* [Information given]:
──────────

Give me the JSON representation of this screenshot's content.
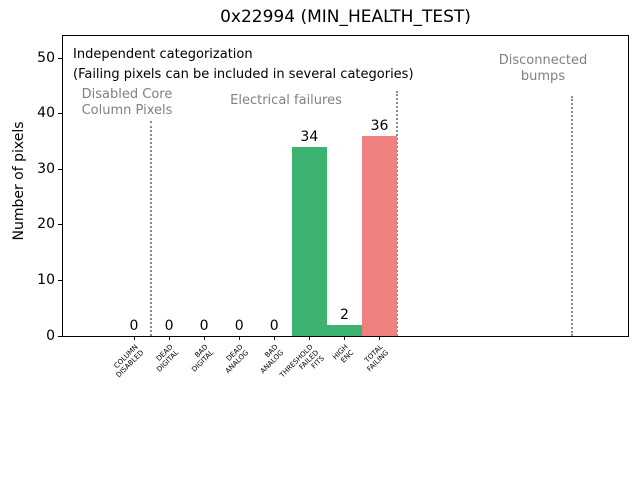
{
  "chart_data": {
    "type": "bar",
    "title": "0x22994 (MIN_HEALTH_TEST)",
    "ylabel": "Number of pixels",
    "xlabel": "",
    "ylim": [
      0,
      54
    ],
    "yticks": [
      0,
      10,
      20,
      30,
      40,
      50
    ],
    "grid": false,
    "legend_position": "none",
    "categories": [
      "COLUMN\nDISABLED",
      "DEAD\nDIGITAL",
      "BAD\nDIGITAL",
      "DEAD\nANALOG",
      "BAD\nANALOG",
      "THRESHOLD\nFAILED\nFITS",
      "HIGH\nENC",
      "TOTAL\nFAILING"
    ],
    "values": [
      0,
      0,
      0,
      0,
      0,
      34,
      2,
      36
    ],
    "value_labels": [
      "0",
      "0",
      "0",
      "0",
      "0",
      "34",
      "2",
      "36"
    ],
    "bar_colors": [
      "#3cb371",
      "#3cb371",
      "#3cb371",
      "#3cb371",
      "#3cb371",
      "#3cb371",
      "#3cb371",
      "#f08080"
    ],
    "annotations": {
      "line1": "Independent categorization",
      "line2": "(Failing pixels can be included in several categories)"
    },
    "regions": [
      {
        "label": "Disabled Core\nColumn Pixels"
      },
      {
        "label": "Electrical failures"
      },
      {
        "label": "Disconnected\nbumps"
      }
    ],
    "colors": {
      "bar_green": "#3cb371",
      "bar_red": "#f08080",
      "muted_text": "#808080",
      "separator": "#8a8a8a",
      "axis": "#000000"
    }
  }
}
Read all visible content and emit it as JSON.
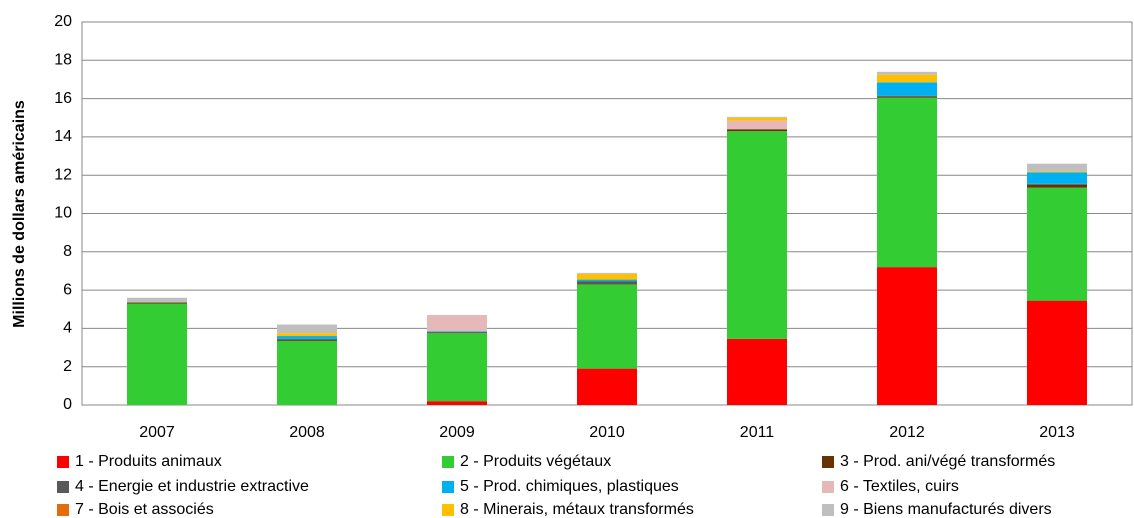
{
  "chart_data": {
    "type": "stacked_bar",
    "y_axis_label": "Millions de dollars américains",
    "categories": [
      "2007",
      "2008",
      "2009",
      "2010",
      "2011",
      "2012",
      "2013"
    ],
    "series": [
      {
        "name": "1 - Produits animaux",
        "color": "#ff0000",
        "values": [
          0,
          0,
          0.2,
          1.9,
          3.45,
          7.2,
          5.45
        ]
      },
      {
        "name": "2 - Produits végétaux",
        "color": "#33cc33",
        "values": [
          5.3,
          3.35,
          3.55,
          4.4,
          10.85,
          8.85,
          5.9
        ]
      },
      {
        "name": "3 - Prod. ani/végé transformés",
        "color": "#663300",
        "values": [
          0.05,
          0.05,
          0.05,
          0.05,
          0.1,
          0.05,
          0.15
        ]
      },
      {
        "name": "4 - Energie et industrie extractive",
        "color": "#595959",
        "values": [
          0,
          0.05,
          0,
          0.1,
          0,
          0.05,
          0.05
        ]
      },
      {
        "name": "5 - Prod. chimiques, plastiques",
        "color": "#00b0f0",
        "values": [
          0,
          0.15,
          0.05,
          0.1,
          0,
          0.7,
          0.6
        ]
      },
      {
        "name": "6 - Textiles, cuirs",
        "color": "#e6b9b8",
        "values": [
          0,
          0,
          0.85,
          0,
          0.45,
          0,
          0
        ]
      },
      {
        "name": "7 - Bois et associés",
        "color": "#e46c0a",
        "values": [
          0,
          0,
          0,
          0,
          0,
          0,
          0
        ]
      },
      {
        "name": "8 - Minerais, métaux transformés",
        "color": "#ffc000",
        "values": [
          0,
          0.15,
          0,
          0.3,
          0.15,
          0.4,
          0.05
        ]
      },
      {
        "name": "9 - Biens manufacturés divers",
        "color": "#bfbfbf",
        "values": [
          0.25,
          0.45,
          0,
          0.05,
          0.05,
          0.15,
          0.4
        ]
      }
    ],
    "ylim": [
      0,
      20
    ],
    "yticks": [
      0,
      2,
      4,
      6,
      8,
      10,
      12,
      14,
      16,
      18,
      20
    ],
    "grid": true
  }
}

──────────

* [Directions for this task]: Make an exact copy of the data, leaving its pictures out.

* [Written response]:
Give me the JSON representation of this screenshot's content.
{
  "chart_data": {
    "type": "bar",
    "title": "0x22994 (MIN_HEALTH_TEST)",
    "ylabel": "Number of pixels",
    "xlabel": "",
    "ylim": [
      0,
      54
    ],
    "yticks": [
      0,
      10,
      20,
      30,
      40,
      50
    ],
    "grid": false,
    "legend_position": "none",
    "categories": [
      "COLUMN\nDISABLED",
      "DEAD\nDIGITAL",
      "BAD\nDIGITAL",
      "DEAD\nANALOG",
      "BAD\nANALOG",
      "THRESHOLD\nFAILED\nFITS",
      "HIGH\nENC",
      "TOTAL\nFAILING"
    ],
    "values": [
      0,
      0,
      0,
      0,
      0,
      34,
      2,
      36
    ],
    "value_labels": [
      "0",
      "0",
      "0",
      "0",
      "0",
      "34",
      "2",
      "36"
    ],
    "bar_colors": [
      "#3cb371",
      "#3cb371",
      "#3cb371",
      "#3cb371",
      "#3cb371",
      "#3cb371",
      "#3cb371",
      "#f08080"
    ],
    "annotations": {
      "line1": "Independent categorization",
      "line2": "(Failing pixels can be included in several categories)"
    },
    "regions": [
      {
        "label": "Disabled Core\nColumn Pixels"
      },
      {
        "label": "Electrical failures"
      },
      {
        "label": "Disconnected\nbumps"
      }
    ],
    "colors": {
      "bar_green": "#3cb371",
      "bar_red": "#f08080",
      "muted_text": "#808080",
      "separator": "#8a8a8a",
      "axis": "#000000"
    }
  }
}
Read all visible content and emit it as JSON.
{
  "chart_data": {
    "type": "stacked_bar",
    "y_axis_label": "Millions de dollars américains",
    "categories": [
      "2007",
      "2008",
      "2009",
      "2010",
      "2011",
      "2012",
      "2013"
    ],
    "series": [
      {
        "name": "1 - Produits animaux",
        "color": "#ff0000",
        "values": [
          0,
          0,
          0.2,
          1.9,
          3.45,
          7.2,
          5.45
        ]
      },
      {
        "name": "2 - Produits végétaux",
        "color": "#33cc33",
        "values": [
          5.3,
          3.35,
          3.55,
          4.4,
          10.85,
          8.85,
          5.9
        ]
      },
      {
        "name": "3 - Prod. ani/végé transformés",
        "color": "#663300",
        "values": [
          0.05,
          0.05,
          0.05,
          0.05,
          0.1,
          0.05,
          0.15
        ]
      },
      {
        "name": "4 - Energie et industrie extractive",
        "color": "#595959",
        "values": [
          0,
          0.05,
          0,
          0.1,
          0,
          0.05,
          0.05
        ]
      },
      {
        "name": "5 - Prod. chimiques, plastiques",
        "color": "#00b0f0",
        "values": [
          0,
          0.15,
          0.05,
          0.1,
          0,
          0.7,
          0.6
        ]
      },
      {
        "name": "6 - Textiles, cuirs",
        "color": "#e6b9b8",
        "values": [
          0,
          0,
          0.85,
          0,
          0.45,
          0,
          0
        ]
      },
      {
        "name": "7 - Bois et associés",
        "color": "#e46c0a",
        "values": [
          0,
          0,
          0,
          0,
          0,
          0,
          0
        ]
      },
      {
        "name": "8 - Minerais, métaux transformés",
        "color": "#ffc000",
        "values": [
          0,
          0.15,
          0,
          0.3,
          0.15,
          0.4,
          0.05
        ]
      },
      {
        "name": "9 - Biens manufacturés divers",
        "color": "#bfbfbf",
        "values": [
          0.25,
          0.45,
          0,
          0.05,
          0.05,
          0.15,
          0.4
        ]
      }
    ],
    "ylim": [
      0,
      20
    ],
    "yticks": [
      0,
      2,
      4,
      6,
      8,
      10,
      12,
      14,
      16,
      18,
      20
    ],
    "grid": true
  }
}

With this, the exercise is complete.